* begin DATASET EXTRACT *

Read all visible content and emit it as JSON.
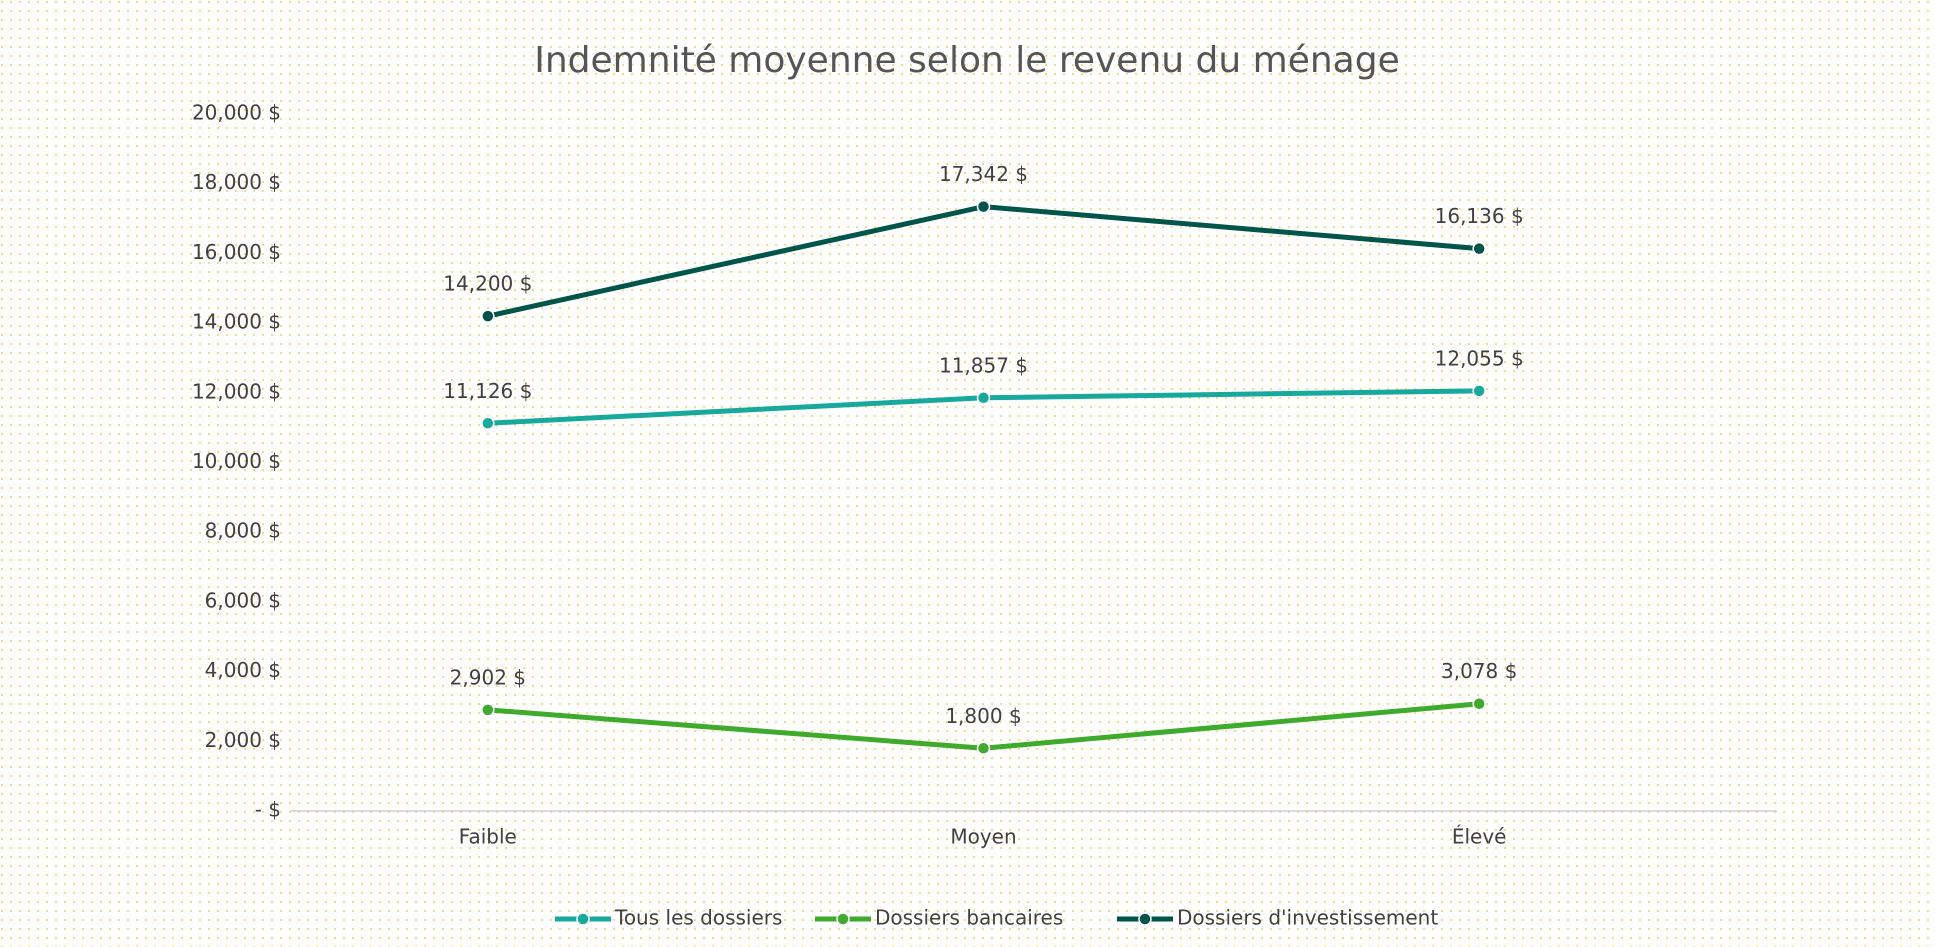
{
  "chart_data": {
    "type": "line",
    "title": "Indemnité moyenne selon le revenu du ménage",
    "categories": [
      "Faible",
      "Moyen",
      "Élevé"
    ],
    "series": [
      {
        "name": "Tous les dossiers",
        "color": "#17a99b",
        "values": [
          11126,
          11857,
          12055
        ],
        "value_labels": [
          "11,126 $",
          "11,857 $",
          "12,055 $"
        ]
      },
      {
        "name": "Dossiers bancaires",
        "color": "#3fab2d",
        "values": [
          2902,
          1800,
          3078
        ],
        "value_labels": [
          "2,902 $",
          "1,800 $",
          "3,078 $"
        ]
      },
      {
        "name": "Dossiers d'investissement",
        "color": "#00554b",
        "values": [
          14200,
          17342,
          16136
        ],
        "value_labels": [
          "14,200 $",
          "17,342 $",
          "16,136 $"
        ]
      }
    ],
    "ylim": [
      0,
      20000
    ],
    "yticks": [
      {
        "value": 0,
        "label": "- $"
      },
      {
        "value": 2000,
        "label": "2,000 $"
      },
      {
        "value": 4000,
        "label": "4,000 $"
      },
      {
        "value": 6000,
        "label": "6,000 $"
      },
      {
        "value": 8000,
        "label": "8,000 $"
      },
      {
        "value": 10000,
        "label": "10,000 $"
      },
      {
        "value": 12000,
        "label": "12,000 $"
      },
      {
        "value": 14000,
        "label": "14,000 $"
      },
      {
        "value": 16000,
        "label": "16,000 $"
      },
      {
        "value": 18000,
        "label": "18,000 $"
      },
      {
        "value": 20000,
        "label": "20,000 $"
      }
    ],
    "legend": "bottom"
  }
}
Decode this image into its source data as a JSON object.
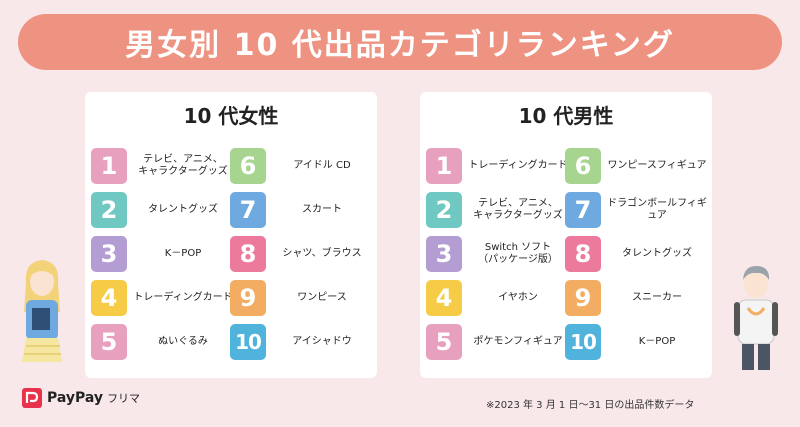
{
  "banner": {
    "title": "男女別 10 代出品カテゴリランキング"
  },
  "female": {
    "title": "10 代女性",
    "items": [
      {
        "rank": "1",
        "label": "テレビ、アニメ、\nキャラクターグッズ",
        "color": "#e8a0bf"
      },
      {
        "rank": "2",
        "label": "タレントグッズ",
        "color": "#6fc8c2"
      },
      {
        "rank": "3",
        "label": "K－POP",
        "color": "#b39dd3"
      },
      {
        "rank": "4",
        "label": "トレーディングカード",
        "color": "#f6cc47"
      },
      {
        "rank": "5",
        "label": "ぬいぐるみ",
        "color": "#e8a0bf"
      },
      {
        "rank": "6",
        "label": "アイドル CD",
        "color": "#a7d48e"
      },
      {
        "rank": "7",
        "label": "スカート",
        "color": "#6ea9df"
      },
      {
        "rank": "8",
        "label": "シャツ、ブラウス",
        "color": "#ec7a9d"
      },
      {
        "rank": "9",
        "label": "ワンピース",
        "color": "#f2ad62"
      },
      {
        "rank": "10",
        "label": "アイシャドウ",
        "color": "#4fb3db"
      }
    ]
  },
  "male": {
    "title": "10 代男性",
    "items": [
      {
        "rank": "1",
        "label": "トレーディングカード",
        "color": "#e8a0bf"
      },
      {
        "rank": "2",
        "label": "テレビ、アニメ、\nキャラクターグッズ",
        "color": "#6fc8c2"
      },
      {
        "rank": "3",
        "label": "Switch ソフト\n（パッケージ版）",
        "color": "#b39dd3"
      },
      {
        "rank": "4",
        "label": "イヤホン",
        "color": "#f6cc47"
      },
      {
        "rank": "5",
        "label": "ポケモンフィギュア",
        "color": "#e8a0bf"
      },
      {
        "rank": "6",
        "label": "ワンピースフィギュア",
        "color": "#a7d48e"
      },
      {
        "rank": "7",
        "label": "ドラゴンボールフィギュア",
        "color": "#6ea9df"
      },
      {
        "rank": "8",
        "label": "タレントグッズ",
        "color": "#ec7a9d"
      },
      {
        "rank": "9",
        "label": "スニーカー",
        "color": "#f2ad62"
      },
      {
        "rank": "10",
        "label": "K－POP",
        "color": "#4fb3db"
      }
    ]
  },
  "logo": {
    "text": "PayPay",
    "sub": "フリマ",
    "icon": "paypay-logo-icon"
  },
  "footnote": "※2023 年 3 月 1 日～31 日の出品件数データ"
}
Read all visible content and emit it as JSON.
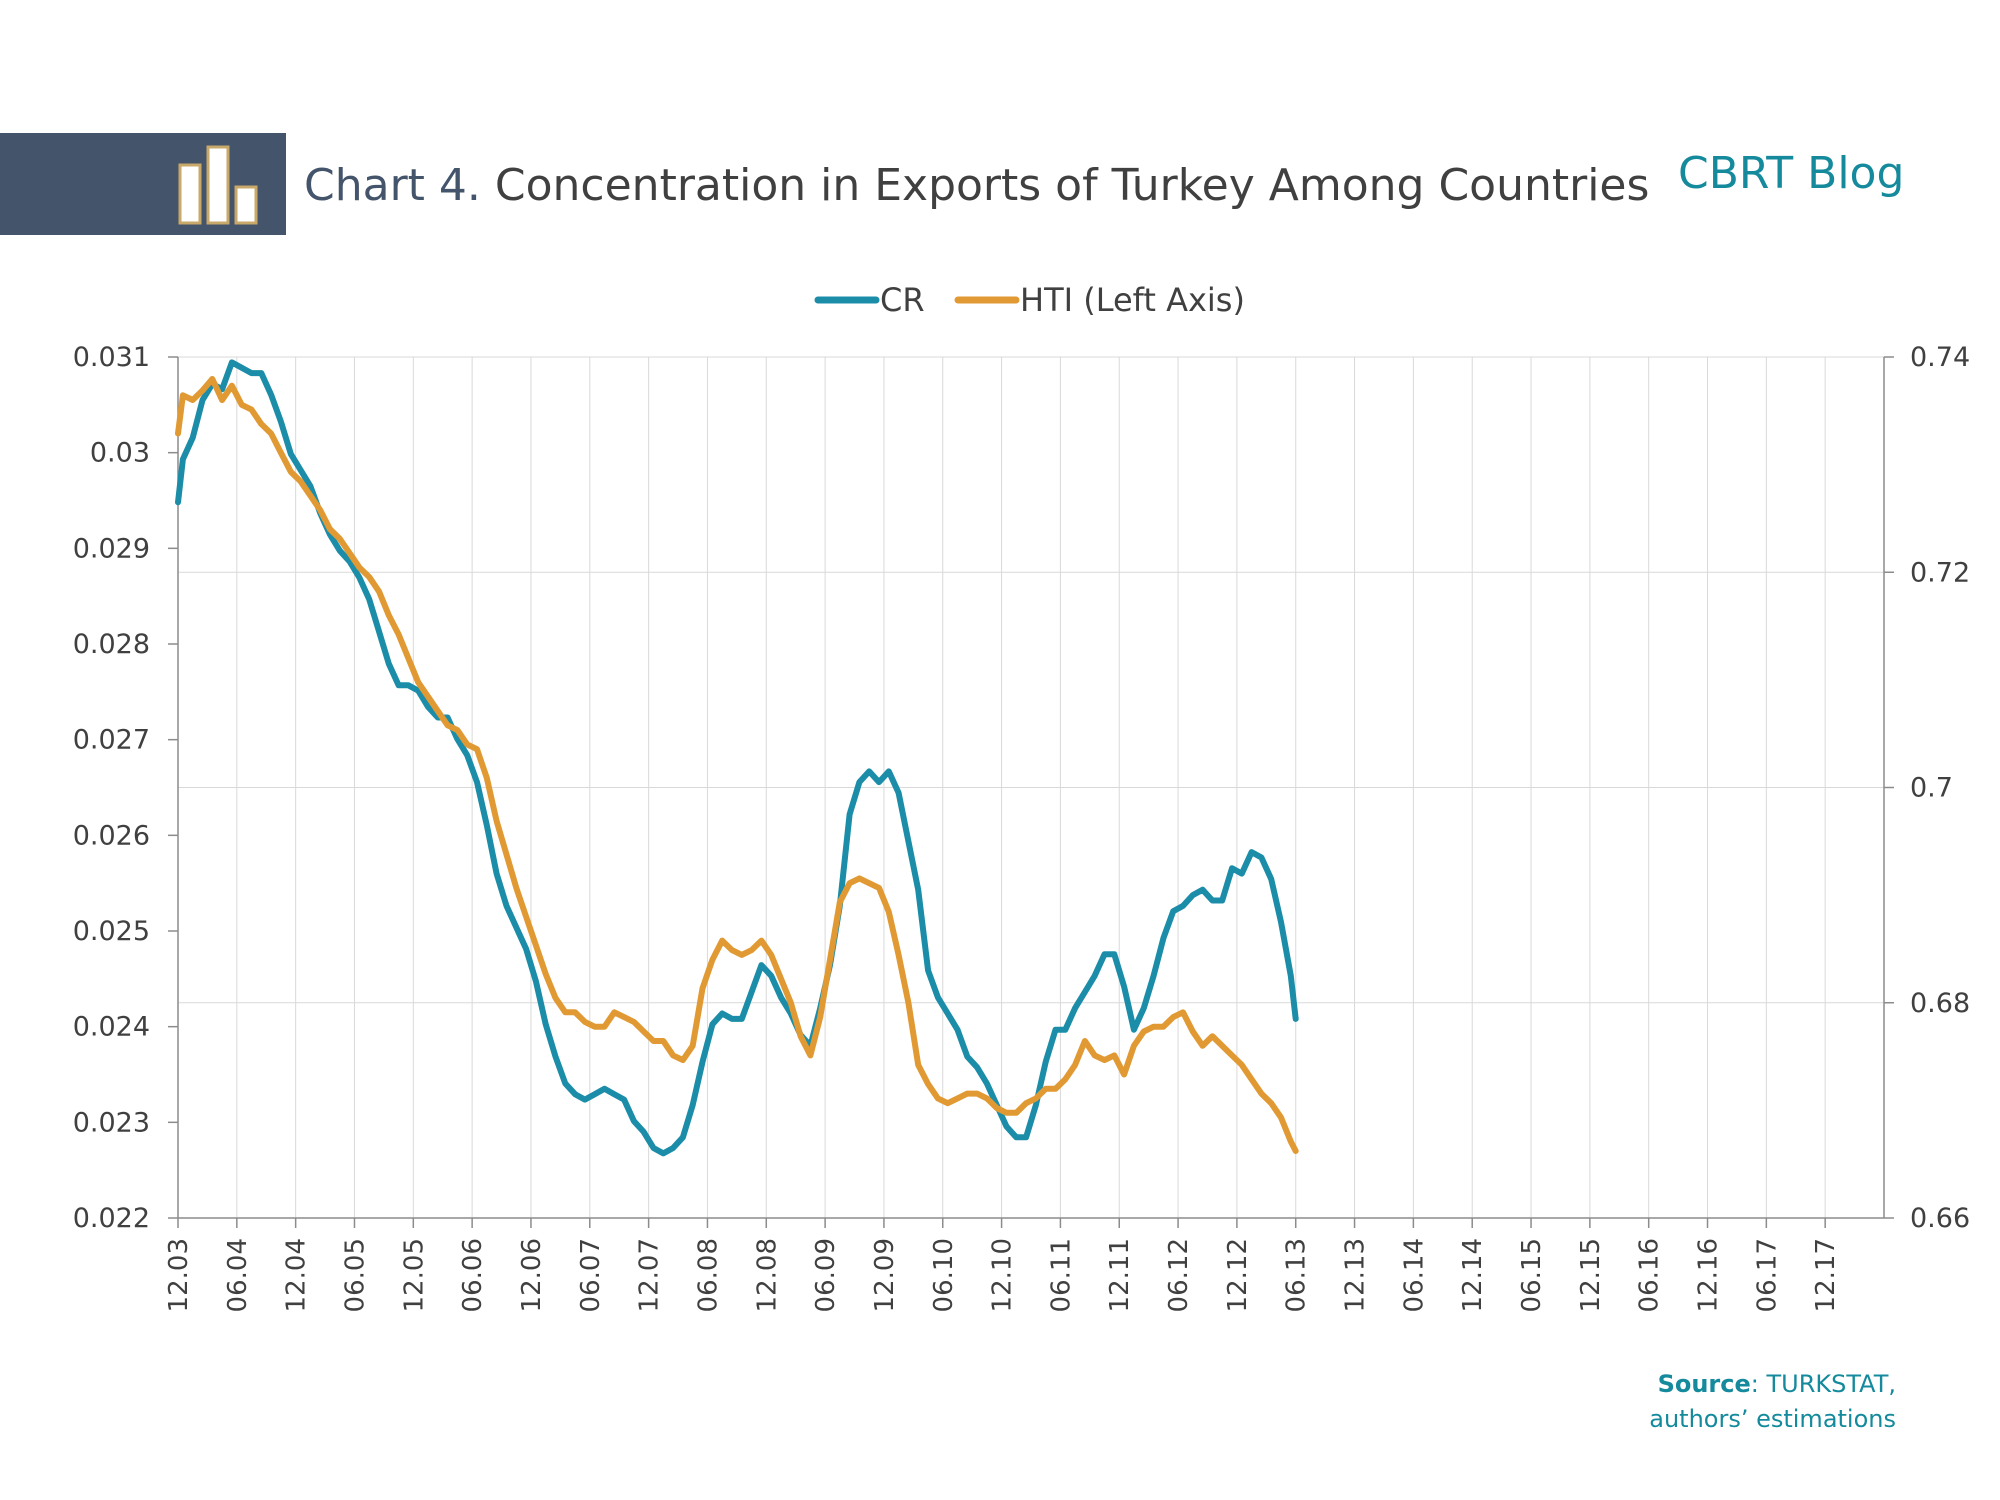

* end DATASET EXTRACT *

List each line holding the string "name".

        "name": "Tous les dossiers",
        "name": "Dossiers bancaires",
        "name": "Dossiers d'investissement",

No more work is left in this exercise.